Text segment:
►
And maybe reflect why that definition fits better for you than the responses you are getting here? Usually, it's because people in abusive relationships don't want to hear that they are in abusive relationships. It's too painful and they are not yet ready to hear it.
Which is why I was also framing it as 'unhealthy', as that is usually a word people can attach more easily too. Either way, unhealthy is unhealthy.
There will be good things you have learnt. Relationships, abusive/unhealthy ones, have their good bits too. It's that which keeps you hooked in.

I feel for you. And I hope, when the time is right for you, that you are able to see the dynamic in this relationship so that in the future you have love that is healthy.
 
My most blunt response

This is a unique dynamic. I couldn’t finish reading due to my own limitation currently

But I was surprised to see there was more after the threesome fight

I believe that’s when I would have cut all losses because it was already quite messy.

It was a very long post and Yeah I feel you. It's because in many ways we are very good for each other, but that obviously has come with risks. I don't form relationships very easily and from my limited experience, don't want to let them go, that is something I need to work on.

I geuss for me as someone who suffers from dysregulation as well, most things are forgivable if you are prepared to be accountable and commit to working on it, I think it is deeply sensible of me not to see this relationship as disposable. But yes reflection time definitly needed and serious awareness, openness and accountability required from both sides for any chance of progress. At least that is how I see it, she may think she is too unwell to even contemplate that, I would see that as avoidant of the work required to some extent, but that is ofc the way the cookie crumbles, I'm not in her head but I can see how unsettling this has been for her.
◄
Task requirements: Write the next part of the forum discussion above about an unhealthy relationship, picking up right after its final sentence.

Source material:
►
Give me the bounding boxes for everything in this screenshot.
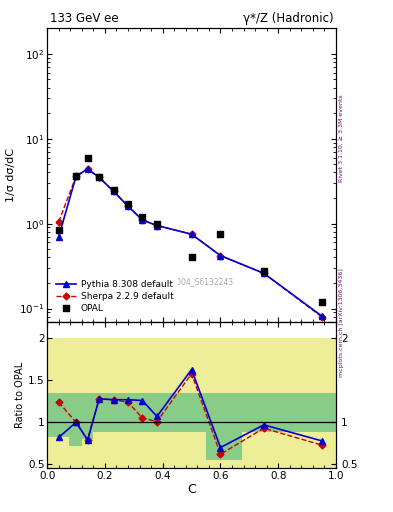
◄
Result of the task:
 
What is the definition for you?
I think it was not controlling or ioslating, or consistent or systematic, it was generally actually quite healthy, with some really unreasonable escalations due to dysregulation and trauma responses. I think it more like both parties contributing to harm through some poor skills. I do sometimes have a sense of needing to walk on eggshells and I do think there is a pattern of deflection and avoidance and yeah I can see why any physical action reads as abuse to people, perhaps they are right but it's not exaclty how I feel.
 
I hear you and didn’t mean any ill toward your choices. If you read my diary or relationship posts - my ex ? - who acts as if we’re still together and goes through possibly a psychosis over the trauma with his family - yeah I’m not judging !!

We too are so good for each other - and I thought how dare he break up with me when triggered?

I used to pack my bags to leave my whole family.

Did anyone mention couples counseling
Or establishing boundaries around sexuality? Whatever the issue was for you - possibly could you write down what matters most to you

Like for me. Hang up on me if you must. Say f you if you absolutely must

But disappearing - games - tests

All that is draining and I want a healthy relationship.

Hope it works out for you and sorry I couldn’t retain all the info. You’re in a great place to learn
 
🧡No ill will felt at all, thanks so much for taking the time to respond to me, I really appreciate it.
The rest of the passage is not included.